Aim:
Work through the records below and tally every line containing "이탈리아". Reply with the total alone.

--- START Exercise materials ---

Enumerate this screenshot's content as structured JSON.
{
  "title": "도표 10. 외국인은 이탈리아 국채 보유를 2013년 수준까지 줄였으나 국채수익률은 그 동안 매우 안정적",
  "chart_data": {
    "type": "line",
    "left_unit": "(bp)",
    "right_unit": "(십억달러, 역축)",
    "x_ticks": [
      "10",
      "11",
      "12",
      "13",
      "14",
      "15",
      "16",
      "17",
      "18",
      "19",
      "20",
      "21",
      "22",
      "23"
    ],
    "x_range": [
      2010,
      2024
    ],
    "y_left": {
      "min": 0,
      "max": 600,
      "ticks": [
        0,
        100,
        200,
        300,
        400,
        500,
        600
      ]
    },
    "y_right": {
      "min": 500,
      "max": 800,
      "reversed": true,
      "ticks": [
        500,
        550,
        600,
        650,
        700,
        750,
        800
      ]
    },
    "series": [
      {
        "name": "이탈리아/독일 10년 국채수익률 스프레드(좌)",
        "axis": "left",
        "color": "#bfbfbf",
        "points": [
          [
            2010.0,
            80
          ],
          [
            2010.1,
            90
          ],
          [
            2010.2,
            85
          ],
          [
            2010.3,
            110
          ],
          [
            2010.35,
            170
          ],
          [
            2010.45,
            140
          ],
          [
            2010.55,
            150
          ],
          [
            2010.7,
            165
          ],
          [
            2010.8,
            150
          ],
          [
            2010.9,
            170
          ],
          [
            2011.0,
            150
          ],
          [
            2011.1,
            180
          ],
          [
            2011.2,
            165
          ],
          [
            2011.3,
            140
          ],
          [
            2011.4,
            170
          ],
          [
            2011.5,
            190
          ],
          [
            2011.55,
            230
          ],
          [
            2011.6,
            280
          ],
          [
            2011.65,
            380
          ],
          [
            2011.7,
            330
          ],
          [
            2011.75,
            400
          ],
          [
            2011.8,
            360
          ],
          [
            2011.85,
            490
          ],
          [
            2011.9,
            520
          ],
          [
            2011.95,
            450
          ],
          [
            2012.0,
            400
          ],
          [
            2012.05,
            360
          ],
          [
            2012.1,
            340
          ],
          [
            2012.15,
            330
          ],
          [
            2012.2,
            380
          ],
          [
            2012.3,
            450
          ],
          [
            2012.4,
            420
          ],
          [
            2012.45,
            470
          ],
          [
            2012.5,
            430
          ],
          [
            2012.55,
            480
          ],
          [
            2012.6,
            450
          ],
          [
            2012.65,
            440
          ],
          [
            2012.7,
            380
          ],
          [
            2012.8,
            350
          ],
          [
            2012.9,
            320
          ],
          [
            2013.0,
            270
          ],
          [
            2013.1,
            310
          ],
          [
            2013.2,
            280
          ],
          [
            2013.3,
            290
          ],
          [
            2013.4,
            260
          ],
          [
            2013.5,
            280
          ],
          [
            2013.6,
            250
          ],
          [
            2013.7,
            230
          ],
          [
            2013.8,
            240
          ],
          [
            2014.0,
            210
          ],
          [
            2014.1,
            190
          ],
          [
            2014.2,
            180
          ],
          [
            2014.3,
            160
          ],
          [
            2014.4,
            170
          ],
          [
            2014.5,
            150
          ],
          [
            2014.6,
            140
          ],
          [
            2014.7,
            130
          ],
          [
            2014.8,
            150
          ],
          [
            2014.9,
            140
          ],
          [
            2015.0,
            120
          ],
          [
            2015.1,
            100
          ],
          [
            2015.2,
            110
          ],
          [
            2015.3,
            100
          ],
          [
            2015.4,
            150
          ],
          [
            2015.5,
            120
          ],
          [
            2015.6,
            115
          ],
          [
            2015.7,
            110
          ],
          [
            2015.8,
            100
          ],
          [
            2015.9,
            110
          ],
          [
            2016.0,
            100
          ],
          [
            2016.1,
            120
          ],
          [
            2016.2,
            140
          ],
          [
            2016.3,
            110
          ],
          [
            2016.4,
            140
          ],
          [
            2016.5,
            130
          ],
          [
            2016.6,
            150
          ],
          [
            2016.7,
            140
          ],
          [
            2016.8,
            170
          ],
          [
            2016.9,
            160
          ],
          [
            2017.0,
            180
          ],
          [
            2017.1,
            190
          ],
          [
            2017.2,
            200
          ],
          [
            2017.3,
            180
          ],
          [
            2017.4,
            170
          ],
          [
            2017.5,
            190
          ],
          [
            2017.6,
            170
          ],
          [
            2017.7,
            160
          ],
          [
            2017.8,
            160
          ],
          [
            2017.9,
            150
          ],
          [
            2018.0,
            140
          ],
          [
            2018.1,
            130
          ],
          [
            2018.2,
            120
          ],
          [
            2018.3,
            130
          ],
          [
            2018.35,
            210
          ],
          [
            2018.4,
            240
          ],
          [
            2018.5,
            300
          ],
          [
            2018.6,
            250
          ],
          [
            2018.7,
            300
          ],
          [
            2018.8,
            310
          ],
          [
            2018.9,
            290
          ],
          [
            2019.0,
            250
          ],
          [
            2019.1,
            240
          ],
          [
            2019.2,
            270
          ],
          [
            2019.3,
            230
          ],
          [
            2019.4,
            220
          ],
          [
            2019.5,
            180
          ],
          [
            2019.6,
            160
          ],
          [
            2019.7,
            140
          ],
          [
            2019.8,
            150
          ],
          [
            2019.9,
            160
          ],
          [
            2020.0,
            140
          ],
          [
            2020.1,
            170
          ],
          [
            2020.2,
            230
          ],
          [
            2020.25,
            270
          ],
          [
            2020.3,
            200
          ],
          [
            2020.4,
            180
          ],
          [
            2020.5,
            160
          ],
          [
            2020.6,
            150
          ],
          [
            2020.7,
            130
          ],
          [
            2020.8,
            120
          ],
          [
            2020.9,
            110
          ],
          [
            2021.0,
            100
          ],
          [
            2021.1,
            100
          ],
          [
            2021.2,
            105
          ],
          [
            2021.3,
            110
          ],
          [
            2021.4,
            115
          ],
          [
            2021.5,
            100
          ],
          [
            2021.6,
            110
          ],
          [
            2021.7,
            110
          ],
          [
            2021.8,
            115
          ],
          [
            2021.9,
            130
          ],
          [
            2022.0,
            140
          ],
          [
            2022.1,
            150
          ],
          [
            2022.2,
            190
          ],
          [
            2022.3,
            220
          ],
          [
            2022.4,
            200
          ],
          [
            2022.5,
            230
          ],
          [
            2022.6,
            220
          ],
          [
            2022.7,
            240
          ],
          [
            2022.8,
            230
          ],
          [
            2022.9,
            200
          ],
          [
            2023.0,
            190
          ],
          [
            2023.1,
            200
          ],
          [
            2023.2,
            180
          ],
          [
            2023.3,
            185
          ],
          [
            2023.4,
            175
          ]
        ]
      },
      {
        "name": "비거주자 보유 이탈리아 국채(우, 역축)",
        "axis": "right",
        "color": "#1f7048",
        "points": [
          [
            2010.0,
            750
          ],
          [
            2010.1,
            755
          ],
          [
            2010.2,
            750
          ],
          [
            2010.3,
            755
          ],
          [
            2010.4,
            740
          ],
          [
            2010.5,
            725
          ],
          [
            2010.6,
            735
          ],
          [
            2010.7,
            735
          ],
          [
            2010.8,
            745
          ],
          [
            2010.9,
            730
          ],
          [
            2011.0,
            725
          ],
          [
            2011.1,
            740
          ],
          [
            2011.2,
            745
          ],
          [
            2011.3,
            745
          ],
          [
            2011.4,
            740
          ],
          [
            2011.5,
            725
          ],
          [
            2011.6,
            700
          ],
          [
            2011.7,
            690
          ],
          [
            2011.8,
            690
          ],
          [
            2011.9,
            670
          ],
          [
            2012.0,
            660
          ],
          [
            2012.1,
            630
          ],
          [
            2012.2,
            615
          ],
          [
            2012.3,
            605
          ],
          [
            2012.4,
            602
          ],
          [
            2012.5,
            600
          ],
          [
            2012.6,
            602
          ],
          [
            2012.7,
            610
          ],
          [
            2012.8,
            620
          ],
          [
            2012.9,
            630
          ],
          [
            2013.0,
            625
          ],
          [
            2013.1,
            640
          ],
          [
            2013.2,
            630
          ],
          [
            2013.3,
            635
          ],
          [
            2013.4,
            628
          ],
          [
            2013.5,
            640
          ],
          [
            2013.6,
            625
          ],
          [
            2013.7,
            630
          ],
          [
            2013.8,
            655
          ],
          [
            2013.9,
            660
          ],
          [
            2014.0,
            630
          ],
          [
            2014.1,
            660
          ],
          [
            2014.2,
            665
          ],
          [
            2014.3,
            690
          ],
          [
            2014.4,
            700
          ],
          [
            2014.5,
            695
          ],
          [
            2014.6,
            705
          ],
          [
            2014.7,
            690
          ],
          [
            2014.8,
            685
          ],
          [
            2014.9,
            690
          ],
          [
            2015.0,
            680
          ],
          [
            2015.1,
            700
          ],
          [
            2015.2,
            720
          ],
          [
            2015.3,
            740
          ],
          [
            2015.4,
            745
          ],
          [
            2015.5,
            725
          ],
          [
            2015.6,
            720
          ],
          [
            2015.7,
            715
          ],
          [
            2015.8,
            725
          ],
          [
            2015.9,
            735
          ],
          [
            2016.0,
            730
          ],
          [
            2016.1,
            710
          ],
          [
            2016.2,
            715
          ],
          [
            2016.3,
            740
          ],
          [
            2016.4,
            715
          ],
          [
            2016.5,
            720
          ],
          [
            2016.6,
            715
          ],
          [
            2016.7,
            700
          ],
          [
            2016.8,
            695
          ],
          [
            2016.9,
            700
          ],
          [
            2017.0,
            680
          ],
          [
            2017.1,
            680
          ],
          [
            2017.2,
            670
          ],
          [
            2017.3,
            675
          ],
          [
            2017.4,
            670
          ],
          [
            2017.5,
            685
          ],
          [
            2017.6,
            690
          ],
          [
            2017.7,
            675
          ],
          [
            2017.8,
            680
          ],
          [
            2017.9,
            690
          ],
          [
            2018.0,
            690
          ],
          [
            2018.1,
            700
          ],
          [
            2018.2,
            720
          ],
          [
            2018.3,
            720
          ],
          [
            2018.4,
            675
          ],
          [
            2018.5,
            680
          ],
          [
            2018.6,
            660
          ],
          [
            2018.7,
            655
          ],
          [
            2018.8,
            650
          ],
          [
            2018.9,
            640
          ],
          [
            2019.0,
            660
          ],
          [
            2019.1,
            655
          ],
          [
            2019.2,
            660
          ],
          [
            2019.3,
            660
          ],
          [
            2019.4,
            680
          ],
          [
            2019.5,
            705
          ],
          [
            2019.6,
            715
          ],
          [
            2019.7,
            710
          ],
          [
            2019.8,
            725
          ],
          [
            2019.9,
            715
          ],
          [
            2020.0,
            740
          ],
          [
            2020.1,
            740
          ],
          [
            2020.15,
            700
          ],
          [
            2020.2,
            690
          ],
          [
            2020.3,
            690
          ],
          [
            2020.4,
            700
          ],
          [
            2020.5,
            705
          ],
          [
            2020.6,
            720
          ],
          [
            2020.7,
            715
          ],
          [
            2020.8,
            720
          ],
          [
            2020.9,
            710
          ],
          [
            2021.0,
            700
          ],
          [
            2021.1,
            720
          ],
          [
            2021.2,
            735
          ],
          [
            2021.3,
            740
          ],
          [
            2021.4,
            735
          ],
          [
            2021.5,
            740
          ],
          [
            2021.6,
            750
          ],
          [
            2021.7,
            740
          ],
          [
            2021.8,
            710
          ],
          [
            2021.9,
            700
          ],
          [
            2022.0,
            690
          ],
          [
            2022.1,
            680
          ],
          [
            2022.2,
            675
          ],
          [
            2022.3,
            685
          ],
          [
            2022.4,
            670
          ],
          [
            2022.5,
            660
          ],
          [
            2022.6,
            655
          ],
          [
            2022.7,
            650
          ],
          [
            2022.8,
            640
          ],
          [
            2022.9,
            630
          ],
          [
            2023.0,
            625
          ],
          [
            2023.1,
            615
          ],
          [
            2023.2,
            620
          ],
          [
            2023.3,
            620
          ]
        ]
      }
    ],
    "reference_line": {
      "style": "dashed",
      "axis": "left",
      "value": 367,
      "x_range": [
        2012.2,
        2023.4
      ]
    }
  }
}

--- END Exercise materials ---

The answer:
3